▶ [WHAT YOU HAVE TO DO]:
Each line that holds the word "country" should be returned.

▶ [DATA SECTION]:
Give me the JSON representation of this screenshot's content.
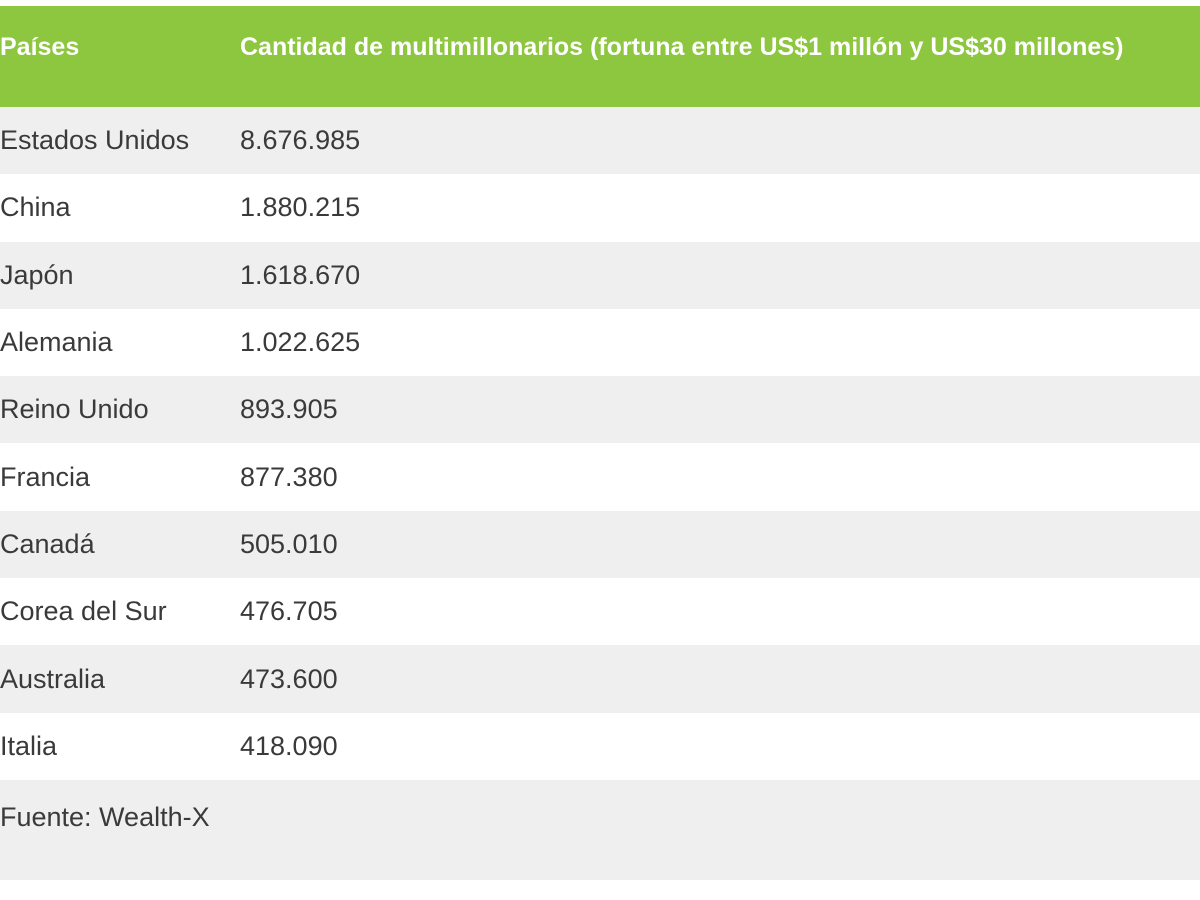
{
  "table": {
    "headers": {
      "country": "Países",
      "count": "Cantidad de multimillonarios (fortuna entre US$1 millón y US$30 millones)"
    },
    "rows": [
      {
        "country": "Estados Unidos",
        "count": "8.676.985"
      },
      {
        "country": "China",
        "count": "1.880.215"
      },
      {
        "country": "Japón",
        "count": "1.618.670"
      },
      {
        "country": "Alemania",
        "count": "1.022.625"
      },
      {
        "country": "Reino Unido",
        "count": "893.905"
      },
      {
        "country": "Francia",
        "count": "877.380"
      },
      {
        "country": "Canadá",
        "count": "505.010"
      },
      {
        "country": "Corea del Sur",
        "count": "476.705"
      },
      {
        "country": "Australia",
        "count": "473.600"
      },
      {
        "country": "Italia",
        "count": "418.090"
      }
    ],
    "source": "Fuente: Wealth-X",
    "colors": {
      "header_bg": "#8dc63f",
      "header_text": "#ffffff",
      "row_alt_bg": "#efefef",
      "text": "#3a3a3a"
    }
  }
}
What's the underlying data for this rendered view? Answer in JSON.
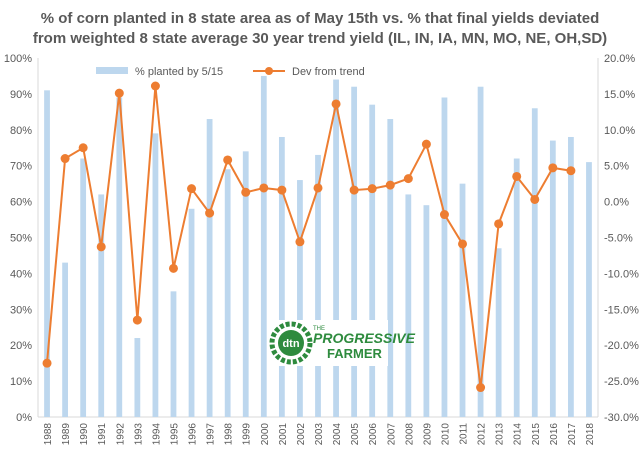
{
  "chart_data": {
    "type": "bar",
    "title_lines": [
      "%  of corn planted in 8 state area as of May 15th vs. % that final yields deviated",
      "from weighted 8 state average 30 year trend yield (IL, IN, IA, MN, MO, NE, OH,SD)"
    ],
    "categories": [
      "1988",
      "1989",
      "1990",
      "1991",
      "1992",
      "1993",
      "1994",
      "1995",
      "1996",
      "1997",
      "1998",
      "1999",
      "2000",
      "2001",
      "2002",
      "2003",
      "2004",
      "2005",
      "2006",
      "2007",
      "2008",
      "2009",
      "2010",
      "2011",
      "2012",
      "2013",
      "2014",
      "2015",
      "2016",
      "2017",
      "2018"
    ],
    "series": [
      {
        "name": "% planted by 5/15",
        "type": "bar",
        "axis": "left",
        "color": "#bdd7ee",
        "values": [
          91,
          43,
          72,
          62,
          89,
          22,
          79,
          35,
          58,
          83,
          69,
          74,
          95,
          78,
          66,
          73,
          94,
          92,
          87,
          83,
          62,
          59,
          89,
          65,
          92,
          47,
          72,
          86,
          77,
          78,
          71
        ]
      },
      {
        "name": "Dev from trend",
        "type": "line",
        "axis": "right",
        "color": "#ed7d31",
        "values": [
          -22.5,
          6.0,
          7.5,
          -6.3,
          15.1,
          -16.5,
          16.1,
          -9.3,
          1.8,
          -1.6,
          5.8,
          1.3,
          1.9,
          1.6,
          -5.6,
          1.9,
          13.6,
          1.6,
          1.8,
          2.3,
          3.2,
          8.0,
          -1.8,
          -5.9,
          -25.9,
          -3.1,
          3.5,
          0.3,
          4.7,
          4.3,
          null
        ]
      }
    ],
    "left_axis": {
      "min": 0,
      "max": 100,
      "step": 10,
      "ticks": [
        "0%",
        "10%",
        "20%",
        "30%",
        "40%",
        "50%",
        "60%",
        "70%",
        "80%",
        "90%",
        "100%"
      ]
    },
    "right_axis": {
      "min": -30,
      "max": 20,
      "step": 5,
      "ticks": [
        "-30.0%",
        "-25.0%",
        "-20.0%",
        "-15.0%",
        "-10.0%",
        "-5.0%",
        "0.0%",
        "5.0%",
        "10.0%",
        "15.0%",
        "20.0%"
      ]
    },
    "grid": false,
    "legend_position": "top-left"
  },
  "logo": {
    "badge_text": "dtn",
    "brand_top": "THE",
    "brand_line1": "PROGRESSIVE",
    "brand_line2": "FARMER"
  },
  "colors": {
    "bar": "#bdd7ee",
    "line": "#ed7d31",
    "text": "#595959",
    "axis": "#d9d9d9",
    "logo_green": "#2e8b3e"
  }
}
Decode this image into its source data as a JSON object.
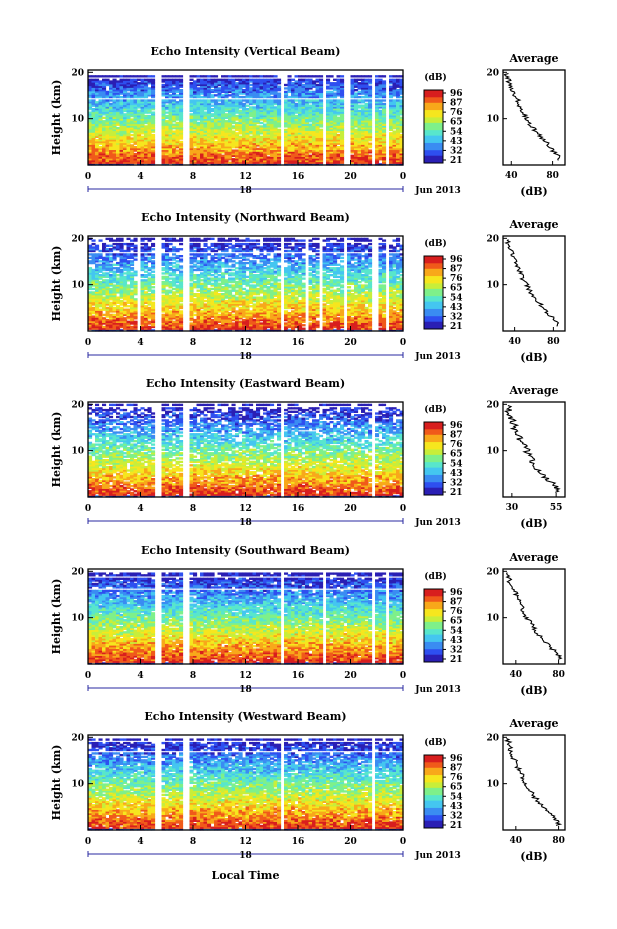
{
  "figure": {
    "xlabel": "Local Time",
    "x_ticks": [
      "0",
      "4",
      "8",
      "12",
      "16",
      "20",
      "0"
    ],
    "date_label": "18",
    "month_label": "Jun 2013",
    "ylabel": "Height (km)",
    "y_ticks": [
      "10",
      "20"
    ],
    "colorbar_unit": "(dB)",
    "profile_title": "Average",
    "profile_xlabel": "(dB)",
    "colormap": [
      "#2a1fb4",
      "#2e4ff0",
      "#3a8cf2",
      "#44c6f0",
      "#58e6cc",
      "#7ef08a",
      "#c8ee3a",
      "#f6e61e",
      "#f8a81a",
      "#f05a1a",
      "#d81e1e"
    ]
  },
  "chart_data": [
    {
      "type": "heatmap",
      "title": "Echo Intensity (Vertical Beam)",
      "colorbar_ticks": [
        "96",
        "87",
        "76",
        "65",
        "54",
        "43",
        "32",
        "21"
      ],
      "profile": {
        "x_ticks": [
          "40",
          "80"
        ],
        "xlim": [
          32,
          92
        ],
        "heights": [
          1.5,
          2.5,
          3.5,
          4.5,
          5.5,
          6.5,
          7.5,
          8.5,
          9.5,
          10.5,
          11.5,
          12.5,
          13.5,
          14.5,
          15.5,
          16.5,
          17.5,
          18.5,
          19.5
        ],
        "values": [
          88,
          86,
          81,
          77,
          73,
          69,
          65,
          61,
          58,
          55,
          53,
          50,
          48,
          46,
          44,
          42,
          40,
          38,
          36
        ]
      }
    },
    {
      "type": "heatmap",
      "title": "Echo Intensity (Northward Beam)",
      "colorbar_ticks": [
        "96",
        "87",
        "76",
        "65",
        "54",
        "43",
        "32",
        "21"
      ],
      "profile": {
        "x_ticks": [
          "40",
          "80"
        ],
        "xlim": [
          28,
          92
        ],
        "heights": [
          1.5,
          2.5,
          3.5,
          4.5,
          5.5,
          6.5,
          7.5,
          8.5,
          9.5,
          10.5,
          11.5,
          12.5,
          13.5,
          14.5,
          15.5,
          16.5,
          17.5,
          18.5,
          19.5
        ],
        "values": [
          86,
          84,
          78,
          74,
          70,
          66,
          62,
          58,
          55,
          52,
          49,
          47,
          45,
          43,
          41,
          39,
          37,
          35,
          33
        ]
      }
    },
    {
      "type": "heatmap",
      "title": "Echo Intensity (Eastward Beam)",
      "colorbar_ticks": [
        "96",
        "87",
        "76",
        "65",
        "54",
        "43",
        "32",
        "21"
      ],
      "profile": {
        "x_ticks": [
          "30",
          "55"
        ],
        "xlim": [
          25,
          60
        ],
        "heights": [
          1.5,
          2.5,
          3.5,
          4.5,
          5.5,
          6.5,
          7.5,
          8.5,
          9.5,
          10.5,
          11.5,
          12.5,
          13.5,
          14.5,
          15.5,
          16.5,
          17.5,
          18.5,
          19.5
        ],
        "values": [
          57,
          55,
          52,
          49,
          47,
          45,
          43,
          41,
          40,
          38,
          37,
          36,
          34,
          33,
          32,
          31,
          30,
          29,
          28
        ]
      }
    },
    {
      "type": "heatmap",
      "title": "Echo Intensity (Southward Beam)",
      "colorbar_ticks": [
        "96",
        "87",
        "76",
        "65",
        "54",
        "43",
        "32",
        "21"
      ],
      "profile": {
        "x_ticks": [
          "40",
          "80"
        ],
        "xlim": [
          28,
          86
        ],
        "heights": [
          1.5,
          2.5,
          3.5,
          4.5,
          5.5,
          6.5,
          7.5,
          8.5,
          9.5,
          10.5,
          11.5,
          12.5,
          13.5,
          14.5,
          15.5,
          16.5,
          17.5,
          18.5,
          19.5
        ],
        "values": [
          82,
          80,
          75,
          71,
          67,
          63,
          59,
          56,
          53,
          50,
          48,
          46,
          44,
          42,
          40,
          38,
          36,
          34,
          33
        ]
      }
    },
    {
      "type": "heatmap",
      "title": "Echo Intensity (Westward Beam)",
      "colorbar_ticks": [
        "96",
        "87",
        "76",
        "65",
        "54",
        "43",
        "32",
        "21"
      ],
      "profile": {
        "x_ticks": [
          "40",
          "80"
        ],
        "xlim": [
          28,
          86
        ],
        "heights": [
          1.5,
          2.5,
          3.5,
          4.5,
          5.5,
          6.5,
          7.5,
          8.5,
          9.5,
          10.5,
          11.5,
          12.5,
          13.5,
          14.5,
          15.5,
          16.5,
          17.5,
          18.5,
          19.5
        ],
        "values": [
          80,
          78,
          74,
          70,
          66,
          62,
          58,
          55,
          52,
          49,
          47,
          45,
          43,
          41,
          39,
          37,
          36,
          34,
          33
        ]
      }
    }
  ]
}
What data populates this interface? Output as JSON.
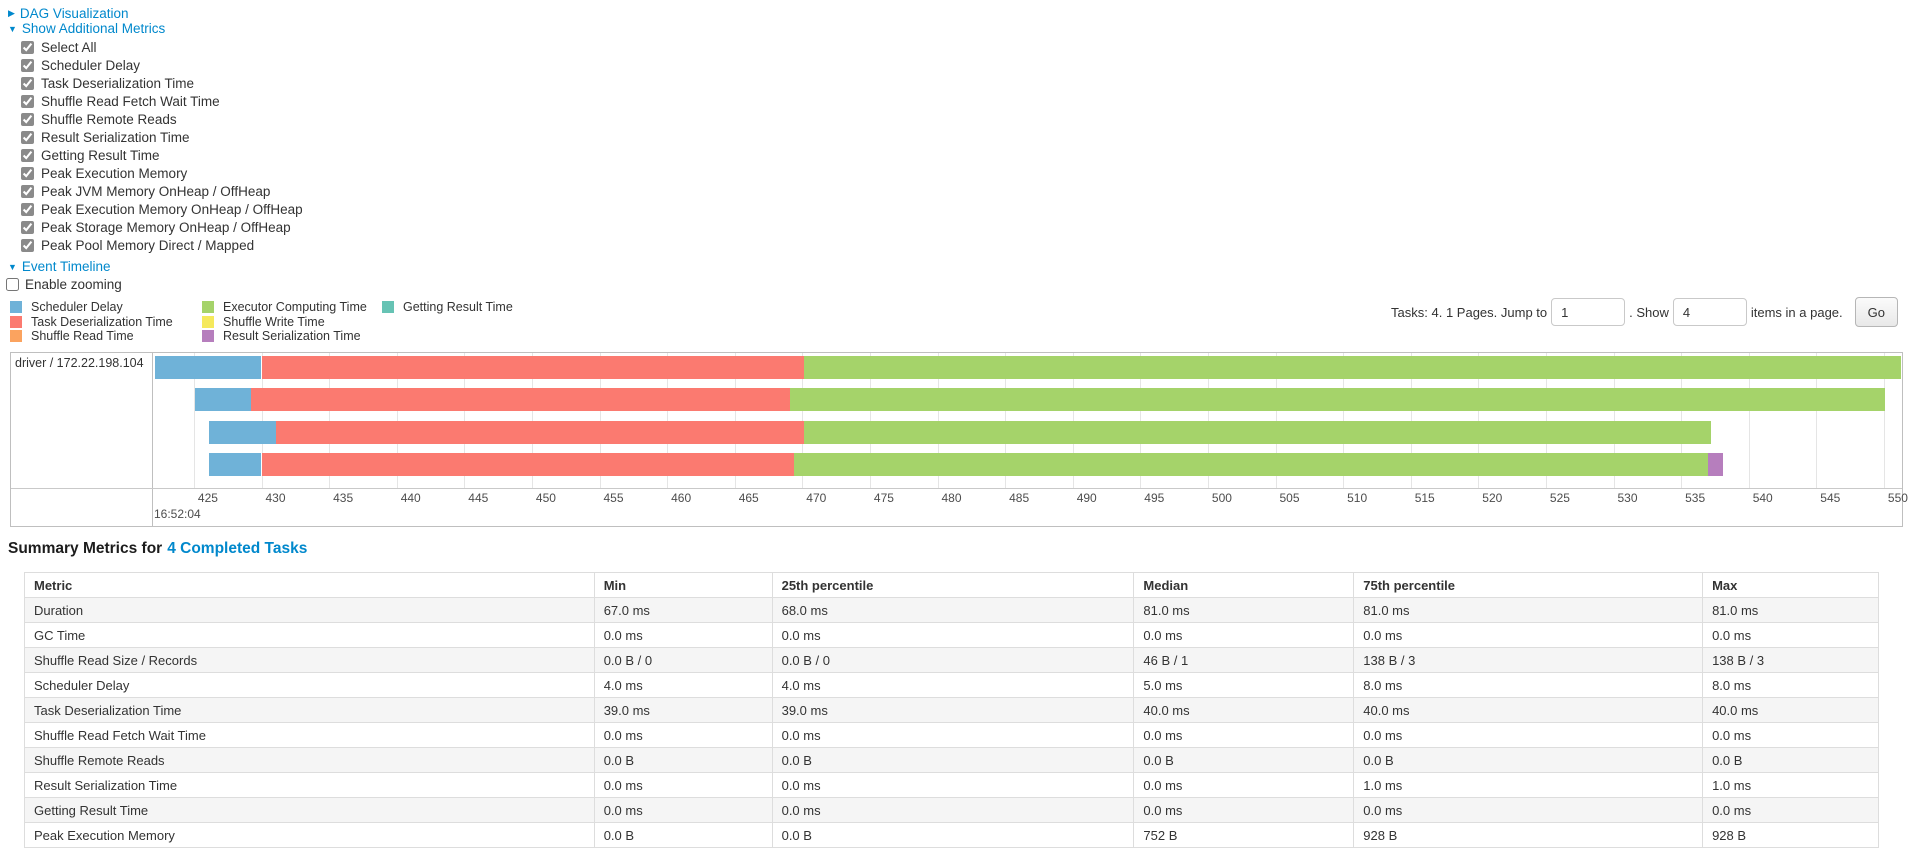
{
  "colors": {
    "link": "#0088cc",
    "scheduler": "#6FB2D8",
    "deserialization": "#FB7A70",
    "shuffle_read": "#FBA35F",
    "compute": "#A5D36A",
    "shuffle_write": "#F5E95C",
    "result_serialization": "#B67EBD",
    "getting_result": "#66C3B4"
  },
  "icons": {
    "collapsed_arrow": "▶",
    "expanded_arrow": "▼"
  },
  "controls": {
    "dag_label": "DAG Visualization",
    "show_metrics_label": "Show Additional Metrics",
    "checkboxes": [
      {
        "label": "Select All",
        "checked": true
      },
      {
        "label": "Scheduler Delay",
        "checked": true
      },
      {
        "label": "Task Deserialization Time",
        "checked": true
      },
      {
        "label": "Shuffle Read Fetch Wait Time",
        "checked": true
      },
      {
        "label": "Shuffle Remote Reads",
        "checked": true
      },
      {
        "label": "Result Serialization Time",
        "checked": true
      },
      {
        "label": "Getting Result Time",
        "checked": true
      },
      {
        "label": "Peak Execution Memory",
        "checked": true
      },
      {
        "label": "Peak JVM Memory OnHeap / OffHeap",
        "checked": true
      },
      {
        "label": "Peak Execution Memory OnHeap / OffHeap",
        "checked": true
      },
      {
        "label": "Peak Storage Memory OnHeap / OffHeap",
        "checked": true
      },
      {
        "label": "Peak Pool Memory Direct / Mapped",
        "checked": true
      }
    ],
    "event_timeline_label": "Event Timeline",
    "enable_zooming_label": "Enable zooming",
    "enable_zooming_checked": false
  },
  "legend": {
    "columns": [
      [
        {
          "label": "Scheduler Delay",
          "color_key": "scheduler"
        },
        {
          "label": "Task Deserialization Time",
          "color_key": "deserialization"
        },
        {
          "label": "Shuffle Read Time",
          "color_key": "shuffle_read"
        }
      ],
      [
        {
          "label": "Executor Computing Time",
          "color_key": "compute"
        },
        {
          "label": "Shuffle Write Time",
          "color_key": "shuffle_write"
        },
        {
          "label": "Result Serialization Time",
          "color_key": "result_serialization"
        }
      ],
      [
        {
          "label": "Getting Result Time",
          "color_key": "getting_result"
        }
      ]
    ]
  },
  "pagination": {
    "prefix": "Tasks: 4. 1 Pages. Jump to",
    "jump_value": "1",
    "mid": ". Show",
    "show_value": "4",
    "suffix": "items in a page.",
    "go": "Go"
  },
  "timeline": {
    "group_label": "driver / 172.22.198.104",
    "axis": {
      "major_label": "16:52:04",
      "tick_min": 425,
      "tick_max": 550,
      "tick_step": 5,
      "domain_min": 422.05,
      "domain_max": 551.34
    },
    "tasks": [
      {
        "segments": [
          {
            "type": "scheduler",
            "start": 422.1,
            "end": 430.0
          },
          {
            "type": "deserialization",
            "start": 430.0,
            "end": 470.1
          },
          {
            "type": "compute",
            "start": 470.1,
            "end": 551.3
          }
        ]
      },
      {
        "segments": [
          {
            "type": "scheduler",
            "start": 425.1,
            "end": 429.2
          },
          {
            "type": "deserialization",
            "start": 429.2,
            "end": 469.1
          },
          {
            "type": "compute",
            "start": 469.1,
            "end": 550.1
          }
        ]
      },
      {
        "segments": [
          {
            "type": "scheduler",
            "start": 426.1,
            "end": 431.1
          },
          {
            "type": "deserialization",
            "start": 431.1,
            "end": 470.1
          },
          {
            "type": "compute",
            "start": 470.1,
            "end": 537.2
          }
        ]
      },
      {
        "segments": [
          {
            "type": "scheduler",
            "start": 426.1,
            "end": 430.0
          },
          {
            "type": "deserialization",
            "start": 430.0,
            "end": 469.4
          },
          {
            "type": "compute",
            "start": 469.4,
            "end": 537.0
          },
          {
            "type": "result_serialization",
            "start": 537.0,
            "end": 538.1
          }
        ]
      }
    ]
  },
  "summary": {
    "title_prefix": "Summary Metrics for",
    "title_link": "4 Completed Tasks",
    "table": {
      "headers": [
        "Metric",
        "Min",
        "25th percentile",
        "Median",
        "75th percentile",
        "Max"
      ],
      "rows": [
        {
          "metric": "Duration",
          "values": [
            "67.0 ms",
            "68.0 ms",
            "81.0 ms",
            "81.0 ms",
            "81.0 ms"
          ]
        },
        {
          "metric": "GC Time",
          "values": [
            "0.0 ms",
            "0.0 ms",
            "0.0 ms",
            "0.0 ms",
            "0.0 ms"
          ]
        },
        {
          "metric": "Shuffle Read Size / Records",
          "values": [
            "0.0 B / 0",
            "0.0 B / 0",
            "46 B / 1",
            "138 B / 3",
            "138 B / 3"
          ]
        },
        {
          "metric": "Scheduler Delay",
          "values": [
            "4.0 ms",
            "4.0 ms",
            "5.0 ms",
            "8.0 ms",
            "8.0 ms"
          ]
        },
        {
          "metric": "Task Deserialization Time",
          "values": [
            "39.0 ms",
            "39.0 ms",
            "40.0 ms",
            "40.0 ms",
            "40.0 ms"
          ]
        },
        {
          "metric": "Shuffle Read Fetch Wait Time",
          "values": [
            "0.0 ms",
            "0.0 ms",
            "0.0 ms",
            "0.0 ms",
            "0.0 ms"
          ]
        },
        {
          "metric": "Shuffle Remote Reads",
          "values": [
            "0.0 B",
            "0.0 B",
            "0.0 B",
            "0.0 B",
            "0.0 B"
          ]
        },
        {
          "metric": "Result Serialization Time",
          "values": [
            "0.0 ms",
            "0.0 ms",
            "0.0 ms",
            "1.0 ms",
            "1.0 ms"
          ]
        },
        {
          "metric": "Getting Result Time",
          "values": [
            "0.0 ms",
            "0.0 ms",
            "0.0 ms",
            "0.0 ms",
            "0.0 ms"
          ]
        },
        {
          "metric": "Peak Execution Memory",
          "values": [
            "0.0 B",
            "0.0 B",
            "752 B",
            "928 B",
            "928 B"
          ]
        }
      ]
    }
  }
}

▶ [WRITTEN ANSWER]:
      "country": "Países",
        "country": "Estados Unidos",
        "country": "China",
        "country": "Japón",
        "country": "Alemania",
        "country": "Reino Unido",
        "country": "Francia",
        "country": "Canadá",
        "country": "Corea del Sur",
        "country": "Australia",
        "country": "Italia",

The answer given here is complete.